▸ **What you will do**:
The entries below should be given again exactly, minus their pictures.
--------------------------------
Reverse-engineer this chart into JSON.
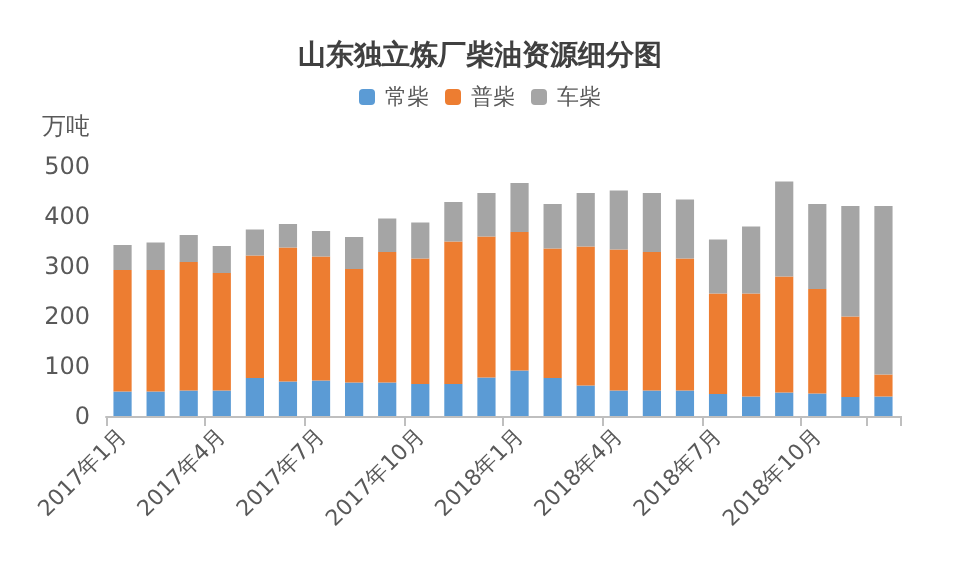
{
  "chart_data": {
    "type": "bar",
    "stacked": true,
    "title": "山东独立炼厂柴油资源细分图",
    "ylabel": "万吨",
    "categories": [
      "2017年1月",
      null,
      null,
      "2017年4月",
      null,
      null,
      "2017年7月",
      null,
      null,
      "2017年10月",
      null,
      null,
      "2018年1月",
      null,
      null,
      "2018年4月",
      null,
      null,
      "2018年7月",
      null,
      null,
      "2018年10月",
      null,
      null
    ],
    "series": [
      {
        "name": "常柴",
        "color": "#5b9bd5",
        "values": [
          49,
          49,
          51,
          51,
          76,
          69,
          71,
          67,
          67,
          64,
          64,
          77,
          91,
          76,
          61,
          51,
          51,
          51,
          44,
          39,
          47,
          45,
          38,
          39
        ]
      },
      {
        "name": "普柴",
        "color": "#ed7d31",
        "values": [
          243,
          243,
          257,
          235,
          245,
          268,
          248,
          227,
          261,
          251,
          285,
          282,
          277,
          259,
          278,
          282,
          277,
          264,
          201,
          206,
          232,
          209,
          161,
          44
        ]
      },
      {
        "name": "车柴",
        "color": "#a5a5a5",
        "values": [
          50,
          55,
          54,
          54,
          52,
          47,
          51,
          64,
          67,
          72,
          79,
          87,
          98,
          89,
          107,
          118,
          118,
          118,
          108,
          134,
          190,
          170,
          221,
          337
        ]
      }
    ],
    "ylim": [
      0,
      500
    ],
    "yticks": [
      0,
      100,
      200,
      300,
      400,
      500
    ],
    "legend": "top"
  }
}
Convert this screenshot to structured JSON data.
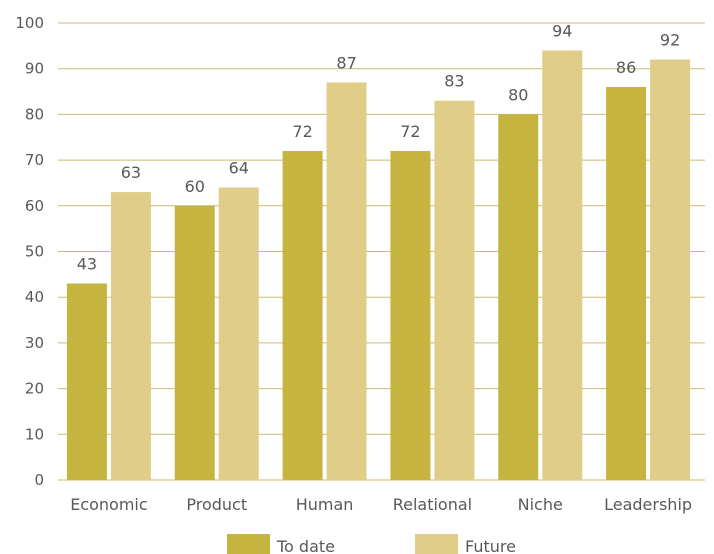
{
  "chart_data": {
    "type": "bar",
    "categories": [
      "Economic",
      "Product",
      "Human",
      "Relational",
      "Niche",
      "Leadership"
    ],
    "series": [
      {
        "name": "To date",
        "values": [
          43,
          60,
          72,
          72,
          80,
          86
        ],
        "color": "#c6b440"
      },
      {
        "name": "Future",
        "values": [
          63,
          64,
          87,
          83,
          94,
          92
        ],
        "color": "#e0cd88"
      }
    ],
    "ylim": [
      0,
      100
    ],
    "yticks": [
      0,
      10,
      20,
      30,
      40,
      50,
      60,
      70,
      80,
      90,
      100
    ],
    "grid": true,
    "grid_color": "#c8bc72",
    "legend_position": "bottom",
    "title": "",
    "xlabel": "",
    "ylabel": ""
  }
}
--------------------------------
▸ **Output of the exercise**:
Reverse-engineer this chart into JSON.
{
  "chart_data": {
    "type": "bar",
    "stacked": true,
    "title": "山东独立炼厂柴油资源细分图",
    "ylabel": "万吨",
    "categories": [
      "2017年1月",
      null,
      null,
      "2017年4月",
      null,
      null,
      "2017年7月",
      null,
      null,
      "2017年10月",
      null,
      null,
      "2018年1月",
      null,
      null,
      "2018年4月",
      null,
      null,
      "2018年7月",
      null,
      null,
      "2018年10月",
      null,
      null
    ],
    "series": [
      {
        "name": "常柴",
        "color": "#5b9bd5",
        "values": [
          49,
          49,
          51,
          51,
          76,
          69,
          71,
          67,
          67,
          64,
          64,
          77,
          91,
          76,
          61,
          51,
          51,
          51,
          44,
          39,
          47,
          45,
          38,
          39
        ]
      },
      {
        "name": "普柴",
        "color": "#ed7d31",
        "values": [
          243,
          243,
          257,
          235,
          245,
          268,
          248,
          227,
          261,
          251,
          285,
          282,
          277,
          259,
          278,
          282,
          277,
          264,
          201,
          206,
          232,
          209,
          161,
          44
        ]
      },
      {
        "name": "车柴",
        "color": "#a5a5a5",
        "values": [
          50,
          55,
          54,
          54,
          52,
          47,
          51,
          64,
          67,
          72,
          79,
          87,
          98,
          89,
          107,
          118,
          118,
          118,
          108,
          134,
          190,
          170,
          221,
          337
        ]
      }
    ],
    "ylim": [
      0,
      500
    ],
    "yticks": [
      0,
      100,
      200,
      300,
      400,
      500
    ],
    "legend": "top"
  }
}
Convert this screenshot to structured JSON data.
{
  "chart_data": {
    "type": "bar",
    "categories": [
      "Economic",
      "Product",
      "Human",
      "Relational",
      "Niche",
      "Leadership"
    ],
    "series": [
      {
        "name": "To date",
        "values": [
          43,
          60,
          72,
          72,
          80,
          86
        ],
        "color": "#c6b440"
      },
      {
        "name": "Future",
        "values": [
          63,
          64,
          87,
          83,
          94,
          92
        ],
        "color": "#e0cd88"
      }
    ],
    "ylim": [
      0,
      100
    ],
    "yticks": [
      0,
      10,
      20,
      30,
      40,
      50,
      60,
      70,
      80,
      90,
      100
    ],
    "grid": true,
    "grid_color": "#c8bc72",
    "legend_position": "bottom",
    "title": "",
    "xlabel": "",
    "ylabel": ""
  }
}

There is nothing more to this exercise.